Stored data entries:
++++++

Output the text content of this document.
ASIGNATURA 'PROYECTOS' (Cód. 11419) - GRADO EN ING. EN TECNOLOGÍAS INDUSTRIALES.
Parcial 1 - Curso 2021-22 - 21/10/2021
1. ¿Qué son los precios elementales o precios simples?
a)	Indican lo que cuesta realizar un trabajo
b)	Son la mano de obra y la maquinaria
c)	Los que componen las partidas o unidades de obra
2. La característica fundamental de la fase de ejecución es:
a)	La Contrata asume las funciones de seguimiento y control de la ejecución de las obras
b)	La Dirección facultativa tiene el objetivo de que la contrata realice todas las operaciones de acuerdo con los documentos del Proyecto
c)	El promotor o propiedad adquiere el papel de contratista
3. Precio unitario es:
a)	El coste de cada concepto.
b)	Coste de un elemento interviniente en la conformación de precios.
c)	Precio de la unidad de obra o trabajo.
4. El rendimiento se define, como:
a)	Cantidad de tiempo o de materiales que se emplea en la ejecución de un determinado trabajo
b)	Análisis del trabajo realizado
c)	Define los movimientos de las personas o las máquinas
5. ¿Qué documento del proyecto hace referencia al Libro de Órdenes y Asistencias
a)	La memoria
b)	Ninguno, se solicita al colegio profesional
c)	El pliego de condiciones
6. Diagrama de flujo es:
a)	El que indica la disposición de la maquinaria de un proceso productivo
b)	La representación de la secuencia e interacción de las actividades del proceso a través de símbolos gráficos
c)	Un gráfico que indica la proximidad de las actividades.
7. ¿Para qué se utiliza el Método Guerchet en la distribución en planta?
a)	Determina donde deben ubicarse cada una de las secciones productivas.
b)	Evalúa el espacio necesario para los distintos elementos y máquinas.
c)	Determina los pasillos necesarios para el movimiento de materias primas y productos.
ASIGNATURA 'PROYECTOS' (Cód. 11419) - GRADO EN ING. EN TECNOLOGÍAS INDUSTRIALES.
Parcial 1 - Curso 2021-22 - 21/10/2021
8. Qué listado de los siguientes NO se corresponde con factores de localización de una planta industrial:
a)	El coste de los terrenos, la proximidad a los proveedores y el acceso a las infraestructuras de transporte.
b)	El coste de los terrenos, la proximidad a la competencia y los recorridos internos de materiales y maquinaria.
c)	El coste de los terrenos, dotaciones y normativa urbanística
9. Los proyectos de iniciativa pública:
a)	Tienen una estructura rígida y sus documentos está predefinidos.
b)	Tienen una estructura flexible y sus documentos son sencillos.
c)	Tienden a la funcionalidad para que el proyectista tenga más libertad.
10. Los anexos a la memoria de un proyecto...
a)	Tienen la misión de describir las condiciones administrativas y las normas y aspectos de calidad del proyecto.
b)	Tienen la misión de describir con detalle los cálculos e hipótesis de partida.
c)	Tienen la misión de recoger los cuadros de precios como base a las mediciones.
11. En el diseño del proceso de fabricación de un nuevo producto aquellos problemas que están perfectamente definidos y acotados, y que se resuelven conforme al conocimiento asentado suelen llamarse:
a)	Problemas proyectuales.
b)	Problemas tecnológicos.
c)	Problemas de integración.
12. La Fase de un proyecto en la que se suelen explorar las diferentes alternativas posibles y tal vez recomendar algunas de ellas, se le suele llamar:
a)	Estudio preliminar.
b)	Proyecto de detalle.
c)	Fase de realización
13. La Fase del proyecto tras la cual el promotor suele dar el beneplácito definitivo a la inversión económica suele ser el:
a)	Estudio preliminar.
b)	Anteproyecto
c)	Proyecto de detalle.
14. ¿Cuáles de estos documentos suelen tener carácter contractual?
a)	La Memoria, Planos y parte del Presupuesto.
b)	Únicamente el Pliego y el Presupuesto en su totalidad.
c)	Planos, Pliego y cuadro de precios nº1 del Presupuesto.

++++++

What the task asks: Write out every entry again exactly, please, with nothing missing.

Expected answer:
Output the text content of this document.
ASIGNATURA 'PROYECTOS' (Cód. 11419) - GRADO EN ING. EN TECNOLOGÍAS INDUSTRIALES.
Parcial 1 - Curso 2021-22 - 21/10/2021
1. ¿Qué son los precios elementales o precios simples?
a)	Indican lo que cuesta realizar un trabajo
b)	Son la mano de obra y la maquinaria
c)	Los que componen las partidas o unidades de obra
2. La característica fundamental de la fase de ejecución es:
a)	La Contrata asume las funciones de seguimiento y control de la ejecución de las obras
b)	La Dirección facultativa tiene el objetivo de que la contrata realice todas las operaciones de acuerdo con los documentos del Proyecto
c)	El promotor o propiedad adquiere el papel de contratista
3. Precio unitario es:
a)	El coste de cada concepto.
b)	Coste de un elemento interviniente en la conformación de precios.
c)	Precio de la unidad de obra o trabajo.
4. El rendimiento se define, como:
a)	Cantidad de tiempo o de materiales que se emplea en la ejecución de un determinado trabajo
b)	Análisis del trabajo realizado
c)	Define los movimientos de las personas o las máquinas
5. ¿Qué documento del proyecto hace referencia al Libro de Órdenes y Asistencias
a)	La memoria
b)	Ninguno, se solicita al colegio profesional
c)	El pliego de condiciones
6. Diagrama de flujo es:
a)	El que indica la disposición de la maquinaria de un proceso productivo
b)	La representación de la secuencia e interacción de las actividades del proceso a través de símbolos gráficos
c)	Un gráfico que indica la proximidad de las actividades.
7. ¿Para qué se utiliza el Método Guerchet en la distribución en planta?
a)	Determina donde deben ubicarse cada una de las secciones productivas.
b)	Evalúa el espacio necesario para los distintos elementos y máquinas.
c)	Determina los pasillos necesarios para el movimiento de materias primas y productos.
ASIGNATURA 'PROYECTOS' (Cód. 11419) - GRADO EN ING. EN TECNOLOGÍAS INDUSTRIALES.
Parcial 1 - Curso 2021-22 - 21/10/2021
8. Qué listado de los siguientes NO se corresponde con factores de localización de una planta industrial:
a)	El coste de los terrenos, la proximidad a los proveedores y el acceso a las infraestructuras de transporte.
b)	El coste de los terrenos, la proximidad a la competencia y los recorridos internos de materiales y maquinaria.
c)	El coste de los terrenos, dotaciones y normativa urbanística
9. Los proyectos de iniciativa pública:
a)	Tienen una estructura rígida y sus documentos está predefinidos.
b)	Tienen una estructura flexible y sus documentos son sencillos.
c)	Tienden a la funcionalidad para que el proyectista tenga más libertad.
10. Los anexos a la memoria de un proyecto...
a)	Tienen la misión de describir las condiciones administrativas y las normas y aspectos de calidad del proyecto.
b)	Tienen la misión de describir con detalle los cálculos e hipótesis de partida.
c)	Tienen la misión de recoger los cuadros de precios como base a las mediciones.
11. En el diseño del proceso de fabricación de un nuevo producto aquellos problemas que están perfectamente definidos y acotados, y que se resuelven conforme al conocimiento asentado suelen llamarse:
a)	Problemas proyectuales.
b)	Problemas tecnológicos.
c)	Problemas de integración.
12. La Fase de un proyecto en la que se suelen explorar las diferentes alternativas posibles y tal vez recomendar algunas de ellas, se le suele llamar:
a)	Estudio preliminar.
b)	Proyecto de detalle.
c)	Fase de realización
13. La Fase del proyecto tras la cual el promotor suele dar el beneplácito definitivo a la inversión económica suele ser el:
a)	Estudio preliminar.
b)	Anteproyecto
c)	Proyecto de detalle.
14. ¿Cuáles de estos documentos suelen tener carácter contractual?
a)	La Memoria, Planos y parte del Presupuesto.
b)	Únicamente el Pliego y el Presupuesto en su totalidad.
c)	Planos, Pliego y cuadro de precios nº1 del Presupuesto.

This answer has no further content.